◆ **Your instructions**: Return the full material exactly.

◆ **Supplied records**:
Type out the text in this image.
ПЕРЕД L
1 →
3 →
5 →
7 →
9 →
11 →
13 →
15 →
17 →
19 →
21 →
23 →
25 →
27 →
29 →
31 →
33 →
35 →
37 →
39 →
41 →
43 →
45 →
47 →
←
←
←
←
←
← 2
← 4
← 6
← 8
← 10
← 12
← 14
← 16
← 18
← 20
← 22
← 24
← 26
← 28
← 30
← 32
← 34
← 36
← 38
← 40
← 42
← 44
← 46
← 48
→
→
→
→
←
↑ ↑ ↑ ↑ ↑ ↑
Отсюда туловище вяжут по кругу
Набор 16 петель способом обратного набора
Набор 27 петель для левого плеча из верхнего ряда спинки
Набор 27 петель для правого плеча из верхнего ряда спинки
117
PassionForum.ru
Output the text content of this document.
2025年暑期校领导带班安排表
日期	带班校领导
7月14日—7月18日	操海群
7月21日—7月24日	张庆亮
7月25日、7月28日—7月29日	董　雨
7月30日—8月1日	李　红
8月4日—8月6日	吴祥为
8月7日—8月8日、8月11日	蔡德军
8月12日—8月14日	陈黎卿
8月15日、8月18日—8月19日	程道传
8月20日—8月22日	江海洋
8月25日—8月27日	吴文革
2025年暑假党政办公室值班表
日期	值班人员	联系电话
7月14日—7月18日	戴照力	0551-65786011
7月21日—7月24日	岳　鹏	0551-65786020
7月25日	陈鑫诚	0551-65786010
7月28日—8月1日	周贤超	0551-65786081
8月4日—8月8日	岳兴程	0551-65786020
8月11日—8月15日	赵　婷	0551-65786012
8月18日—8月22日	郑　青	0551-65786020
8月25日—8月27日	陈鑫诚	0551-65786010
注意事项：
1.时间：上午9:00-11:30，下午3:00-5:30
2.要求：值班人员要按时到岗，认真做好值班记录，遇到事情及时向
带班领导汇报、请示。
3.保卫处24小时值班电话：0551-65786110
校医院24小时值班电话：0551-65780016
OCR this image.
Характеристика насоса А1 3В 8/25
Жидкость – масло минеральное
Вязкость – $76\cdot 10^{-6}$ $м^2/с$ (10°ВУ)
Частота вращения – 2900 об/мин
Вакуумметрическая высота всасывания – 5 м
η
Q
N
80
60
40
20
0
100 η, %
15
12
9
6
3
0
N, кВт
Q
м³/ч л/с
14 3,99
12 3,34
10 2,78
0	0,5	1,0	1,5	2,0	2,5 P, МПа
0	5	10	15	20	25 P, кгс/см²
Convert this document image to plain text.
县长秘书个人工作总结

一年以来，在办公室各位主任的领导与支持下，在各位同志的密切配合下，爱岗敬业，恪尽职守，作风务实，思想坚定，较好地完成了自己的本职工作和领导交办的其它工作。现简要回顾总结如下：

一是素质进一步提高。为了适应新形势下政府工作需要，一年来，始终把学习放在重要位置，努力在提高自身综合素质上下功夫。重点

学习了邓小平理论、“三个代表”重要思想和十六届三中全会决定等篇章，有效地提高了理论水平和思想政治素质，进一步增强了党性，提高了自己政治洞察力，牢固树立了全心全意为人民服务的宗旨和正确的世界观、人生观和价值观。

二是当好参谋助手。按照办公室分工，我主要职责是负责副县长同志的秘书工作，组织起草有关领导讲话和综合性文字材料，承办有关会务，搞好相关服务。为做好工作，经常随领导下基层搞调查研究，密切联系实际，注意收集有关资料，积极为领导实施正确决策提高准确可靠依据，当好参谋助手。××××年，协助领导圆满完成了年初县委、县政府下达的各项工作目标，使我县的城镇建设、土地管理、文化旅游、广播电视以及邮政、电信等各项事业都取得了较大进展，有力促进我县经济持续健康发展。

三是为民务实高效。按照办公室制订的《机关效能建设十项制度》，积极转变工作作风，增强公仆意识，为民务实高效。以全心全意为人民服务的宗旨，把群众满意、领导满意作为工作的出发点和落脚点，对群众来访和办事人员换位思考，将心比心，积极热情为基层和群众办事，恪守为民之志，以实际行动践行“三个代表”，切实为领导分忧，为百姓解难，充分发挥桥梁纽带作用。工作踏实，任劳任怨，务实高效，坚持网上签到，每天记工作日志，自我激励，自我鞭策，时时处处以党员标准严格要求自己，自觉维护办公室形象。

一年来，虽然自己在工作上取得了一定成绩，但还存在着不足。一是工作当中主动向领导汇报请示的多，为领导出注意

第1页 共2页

◆ **Result of this task**:
Type out the text in this image.
ПЕРЕД L
1 →
3 →
5 →
7 →
9 →
11 →
13 →
15 →
17 →
19 →
21 →
23 →
25 →
27 →
29 →
31 →
33 →
35 →
37 →
39 →
41 →
43 →
45 →
47 →
←
←
←
←
←
← 2
← 4
← 6
← 8
← 10
← 12
← 14
← 16
← 18
← 20
← 22
← 24
← 26
← 28
← 30
← 32
← 34
← 36
← 38
← 40
← 42
← 44
← 46
← 48
→
→
→
→
←
↑ ↑ ↑ ↑ ↑ ↑
Отсюда туловище вяжут по кругу
Набор 16 петель способом обратного набора
Набор 27 петель для левого плеча из верхнего ряда спинки
Набор 27 петель для правого плеча из верхнего ряда спинки
117
PassionForum.ru
Output the text content of this document.
2025年暑期校领导带班安排表
日期	带班校领导
7月14日—7月18日	操海群
7月21日—7月24日	张庆亮
7月25日、7月28日—7月29日	董　雨
7月30日—8月1日	李　红
8月4日—8月6日	吴祥为
8月7日—8月8日、8月11日	蔡德军
8月12日—8月14日	陈黎卿
8月15日、8月18日—8月19日	程道传
8月20日—8月22日	江海洋
8月25日—8月27日	吴文革
2025年暑假党政办公室值班表
日期	值班人员	联系电话
7月14日—7月18日	戴照力	0551-65786011
7月21日—7月24日	岳　鹏	0551-65786020
7月25日	陈鑫诚	0551-65786010
7月28日—8月1日	周贤超	0551-65786081
8月4日—8月8日	岳兴程	0551-65786020
8月11日—8月15日	赵　婷	0551-65786012
8月18日—8月22日	郑　青	0551-65786020
8月25日—8月27日	陈鑫诚	0551-65786010
注意事项：
1.时间：上午9:00-11:30，下午3:00-5:30
2.要求：值班人员要按时到岗，认真做好值班记录，遇到事情及时向
带班领导汇报、请示。
3.保卫处24小时值班电话：0551-65786110
校医院24小时值班电话：0551-65780016
OCR this image.
Характеристика насоса А1 3В 8/25
Жидкость – масло минеральное
Вязкость – $76\cdot 10^{-6}$ $м^2/с$ (10°ВУ)
Частота вращения – 2900 об/мин
Вакуумметрическая высота всасывания – 5 м
η
Q
N
80
60
40
20
0
100 η, %
15
12
9
6
3
0
N, кВт
Q
м³/ч л/с
14 3,99
12 3,34
10 2,78
0	0,5	1,0	1,5	2,0	2,5 P, МПа
0	5	10	15	20	25 P, кгс/см²
Convert this document image to plain text.
县长秘书个人工作总结

一年以来，在办公室各位主任的领导与支持下，在各位同志的密切配合下，爱岗敬业，恪尽职守，作风务实，思想坚定，较好地完成了自己的本职工作和领导交办的其它工作。现简要回顾总结如下：

一是素质进一步提高。为了适应新形势下政府工作需要，一年来，始终把学习放在重要位置，努力在提高自身综合素质上下功夫。重点

学习了邓小平理论、“三个代表”重要思想和十六届三中全会决定等篇章，有效地提高了理论水平和思想政治素质，进一步增强了党性，提高了自己政治洞察力，牢固树立了全心全意为人民服务的宗旨和正确的世界观、人生观和价值观。

二是当好参谋助手。按照办公室分工，我主要职责是负责副县长同志的秘书工作，组织起草有关领导讲话和综合性文字材料，承办有关会务，搞好相关服务。为做好工作，经常随领导下基层搞调查研究，密切联系实际，注意收集有关资料，积极为领导实施正确决策提高准确可靠依据，当好参谋助手。××××年，协助领导圆满完成了年初县委、县政府下达的各项工作目标，使我县的城镇建设、土地管理、文化旅游、广播电视以及邮政、电信等各项事业都取得了较大进展，有力促进我县经济持续健康发展。

三是为民务实高效。按照办公室制订的《机关效能建设十项制度》，积极转变工作作风，增强公仆意识，为民务实高效。以全心全意为人民服务的宗旨，把群众满意、领导满意作为工作的出发点和落脚点，对群众来访和办事人员换位思考，将心比心，积极热情为基层和群众办事，恪守为民之志，以实际行动践行“三个代表”，切实为领导分忧，为百姓解难，充分发挥桥梁纽带作用。工作踏实，任劳任怨，务实高效，坚持网上签到，每天记工作日志，自我激励，自我鞭策，时时处处以党员标准严格要求自己，自觉维护办公室形象。

一年来，虽然自己在工作上取得了一定成绩，但还存在着不足。一是工作当中主动向领导汇报请示的多，为领导出注意

第1页 共2页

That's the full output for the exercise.